-- WHAT TO DO --
Take each line containing "starvation" and report it exactly as written.

-- EXTRACTED MATERIAL --
========================================================================
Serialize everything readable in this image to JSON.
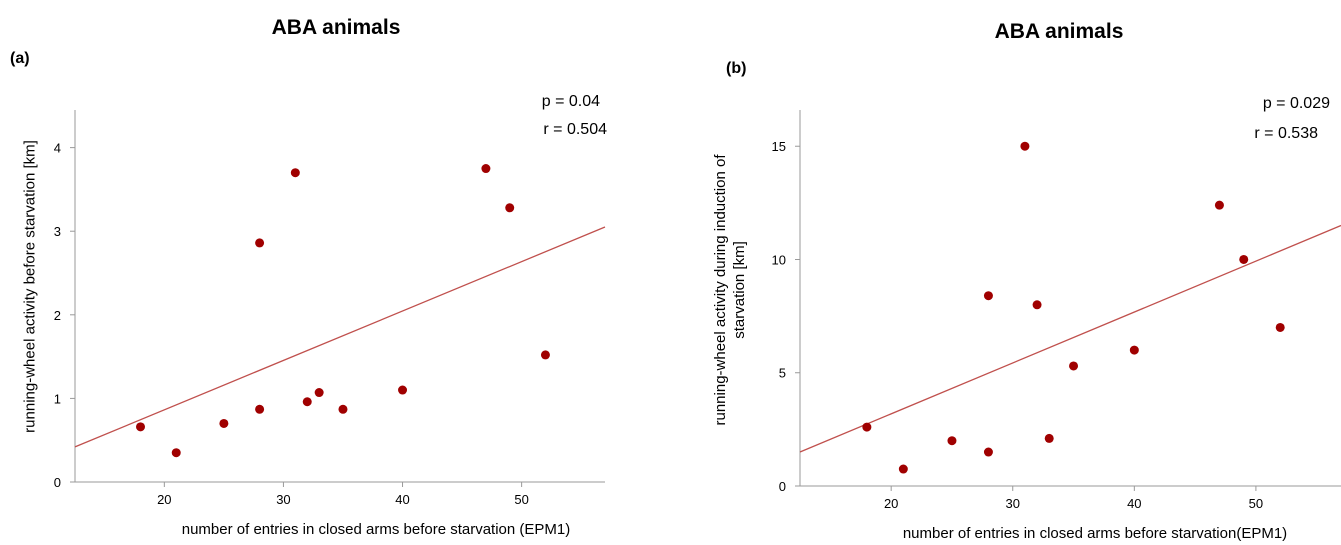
{
  "panels": [
    {
      "title": "ABA animals",
      "panel_label": "(a)",
      "p_text": "p = 0.04",
      "r_text": "r = 0.504"
    },
    {
      "title": "ABA animals",
      "panel_label": "(b)",
      "p_text": "p = 0.029",
      "r_text": "r = 0.538"
    }
  ],
  "chart_data": [
    {
      "type": "scatter",
      "title": "ABA animals",
      "xlabel": "number of entries in closed arms before starvation (EPM1)",
      "ylabel": "running-wheel activity before starvation [km]",
      "xlim": [
        12.5,
        57
      ],
      "ylim": [
        0,
        4.45
      ],
      "xticks": [
        20,
        30,
        40,
        50
      ],
      "yticks": [
        0,
        1,
        2,
        3,
        4
      ],
      "grid": false,
      "point_color": "#a00000",
      "line_color": "#c0504d",
      "points": [
        {
          "x": 18,
          "y": 0.66
        },
        {
          "x": 21,
          "y": 0.35
        },
        {
          "x": 25,
          "y": 0.7
        },
        {
          "x": 28,
          "y": 2.86
        },
        {
          "x": 28,
          "y": 0.87
        },
        {
          "x": 31,
          "y": 3.7
        },
        {
          "x": 32,
          "y": 0.96
        },
        {
          "x": 33,
          "y": 1.07
        },
        {
          "x": 35,
          "y": 0.87
        },
        {
          "x": 40,
          "y": 1.1
        },
        {
          "x": 47,
          "y": 3.75
        },
        {
          "x": 49,
          "y": 3.28
        },
        {
          "x": 52,
          "y": 1.52
        }
      ],
      "fit_line": {
        "x": [
          12.5,
          57
        ],
        "y": [
          0.42,
          3.05
        ]
      }
    },
    {
      "type": "scatter",
      "title": "ABA animals",
      "xlabel": "number of entries in closed arms before starvation(EPM1)",
      "ylabel": "running-wheel activity during induction of starvation [km]",
      "xlim": [
        12.5,
        57
      ],
      "ylim": [
        0,
        16.6
      ],
      "xticks": [
        20,
        30,
        40,
        50
      ],
      "yticks": [
        0,
        5,
        10,
        15
      ],
      "grid": false,
      "point_color": "#a00000",
      "line_color": "#c0504d",
      "points": [
        {
          "x": 18,
          "y": 2.6
        },
        {
          "x": 21,
          "y": 0.75
        },
        {
          "x": 25,
          "y": 2.0
        },
        {
          "x": 28,
          "y": 8.4
        },
        {
          "x": 28,
          "y": 1.5
        },
        {
          "x": 31,
          "y": 15.0
        },
        {
          "x": 32,
          "y": 8.0
        },
        {
          "x": 33,
          "y": 2.1
        },
        {
          "x": 35,
          "y": 5.3
        },
        {
          "x": 40,
          "y": 6.0
        },
        {
          "x": 47,
          "y": 12.4
        },
        {
          "x": 49,
          "y": 10.0
        },
        {
          "x": 52,
          "y": 7.0
        }
      ],
      "fit_line": {
        "x": [
          12.5,
          57
        ],
        "y": [
          1.5,
          11.5
        ]
      }
    }
  ]
}
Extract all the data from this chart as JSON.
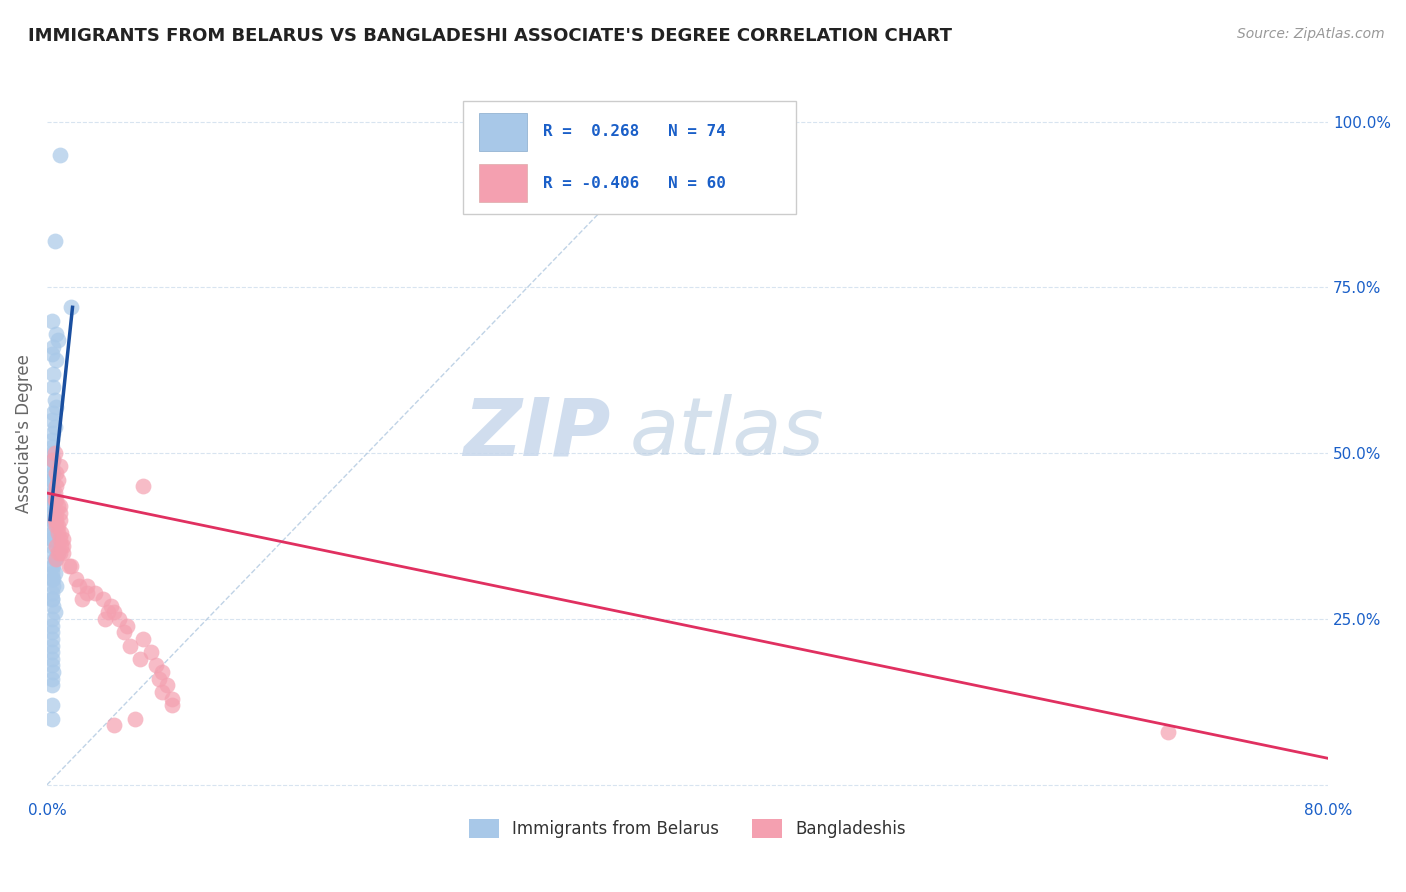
{
  "title": "IMMIGRANTS FROM BELARUS VS BANGLADESHI ASSOCIATE'S DEGREE CORRELATION CHART",
  "source": "Source: ZipAtlas.com",
  "ylabel": "Associate's Degree",
  "x_range": [
    0.0,
    0.8
  ],
  "y_range": [
    -0.02,
    1.08
  ],
  "y_ticks": [
    0.0,
    0.25,
    0.5,
    0.75,
    1.0
  ],
  "y_tick_labels": [
    "",
    "25.0%",
    "50.0%",
    "75.0%",
    "100.0%"
  ],
  "x_tick_left": "0.0%",
  "x_tick_right": "80.0%",
  "legend_r1": "R =  0.268",
  "legend_n1": "N = 74",
  "legend_r2": "R = -0.406",
  "legend_n2": "N = 60",
  "blue_color": "#a8c8e8",
  "pink_color": "#f4a0b0",
  "blue_line_color": "#1a4fa0",
  "pink_line_color": "#e03060",
  "legend_text_color": "#1a5fc8",
  "blue_scatter_x": [
    0.008,
    0.005,
    0.015,
    0.003,
    0.006,
    0.007,
    0.004,
    0.003,
    0.006,
    0.004,
    0.004,
    0.005,
    0.006,
    0.004,
    0.003,
    0.005,
    0.004,
    0.003,
    0.003,
    0.003,
    0.004,
    0.003,
    0.003,
    0.003,
    0.004,
    0.003,
    0.003,
    0.003,
    0.003,
    0.004,
    0.004,
    0.004,
    0.003,
    0.003,
    0.003,
    0.004,
    0.003,
    0.003,
    0.003,
    0.003,
    0.004,
    0.003,
    0.003,
    0.003,
    0.003,
    0.007,
    0.005,
    0.005,
    0.004,
    0.003,
    0.003,
    0.005,
    0.004,
    0.003,
    0.004,
    0.006,
    0.003,
    0.003,
    0.003,
    0.004,
    0.005,
    0.003,
    0.003,
    0.003,
    0.003,
    0.003,
    0.003,
    0.003,
    0.003,
    0.004,
    0.003,
    0.003,
    0.003,
    0.003
  ],
  "blue_scatter_y": [
    0.95,
    0.82,
    0.72,
    0.7,
    0.68,
    0.67,
    0.66,
    0.65,
    0.64,
    0.62,
    0.6,
    0.58,
    0.57,
    0.56,
    0.55,
    0.54,
    0.53,
    0.52,
    0.51,
    0.5,
    0.49,
    0.49,
    0.48,
    0.47,
    0.47,
    0.46,
    0.46,
    0.45,
    0.44,
    0.44,
    0.43,
    0.43,
    0.42,
    0.42,
    0.41,
    0.41,
    0.4,
    0.4,
    0.39,
    0.38,
    0.38,
    0.37,
    0.37,
    0.36,
    0.35,
    0.35,
    0.34,
    0.34,
    0.33,
    0.33,
    0.32,
    0.32,
    0.31,
    0.31,
    0.3,
    0.3,
    0.29,
    0.28,
    0.28,
    0.27,
    0.26,
    0.25,
    0.24,
    0.23,
    0.22,
    0.21,
    0.2,
    0.19,
    0.18,
    0.17,
    0.16,
    0.15,
    0.12,
    0.1
  ],
  "pink_scatter_x": [
    0.005,
    0.004,
    0.008,
    0.006,
    0.007,
    0.006,
    0.005,
    0.006,
    0.005,
    0.008,
    0.007,
    0.008,
    0.006,
    0.006,
    0.008,
    0.005,
    0.007,
    0.006,
    0.009,
    0.007,
    0.01,
    0.008,
    0.01,
    0.006,
    0.007,
    0.009,
    0.008,
    0.01,
    0.006,
    0.015,
    0.014,
    0.018,
    0.02,
    0.025,
    0.03,
    0.025,
    0.022,
    0.035,
    0.04,
    0.038,
    0.042,
    0.036,
    0.045,
    0.05,
    0.048,
    0.06,
    0.052,
    0.065,
    0.058,
    0.068,
    0.072,
    0.07,
    0.075,
    0.072,
    0.078,
    0.078,
    0.06,
    0.055,
    0.042,
    0.7
  ],
  "pink_scatter_y": [
    0.5,
    0.49,
    0.48,
    0.47,
    0.46,
    0.45,
    0.44,
    0.43,
    0.43,
    0.42,
    0.42,
    0.41,
    0.41,
    0.4,
    0.4,
    0.4,
    0.39,
    0.39,
    0.38,
    0.38,
    0.37,
    0.37,
    0.36,
    0.36,
    0.35,
    0.36,
    0.35,
    0.35,
    0.34,
    0.33,
    0.33,
    0.31,
    0.3,
    0.3,
    0.29,
    0.29,
    0.28,
    0.28,
    0.27,
    0.26,
    0.26,
    0.25,
    0.25,
    0.24,
    0.23,
    0.22,
    0.21,
    0.2,
    0.19,
    0.18,
    0.17,
    0.16,
    0.15,
    0.14,
    0.13,
    0.12,
    0.45,
    0.1,
    0.09,
    0.08
  ],
  "blue_line_x": [
    0.002,
    0.016
  ],
  "blue_line_y": [
    0.4,
    0.72
  ],
  "pink_line_x": [
    0.0,
    0.8
  ],
  "pink_line_y": [
    0.44,
    0.04
  ],
  "diag_line_x": [
    0.0,
    0.4
  ],
  "diag_line_y": [
    0.0,
    1.0
  ]
}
========================================================================
-- COMPLETED EXERCISE --
      "xlabel": "number of entries in closed arms before starvation (EPM1)",
      "ylabel": "running-wheel activity before starvation [km]",
      "xlabel": "number of entries in closed arms before starvation(EPM1)",
      "ylabel": "running-wheel activity during induction of starvation [km]",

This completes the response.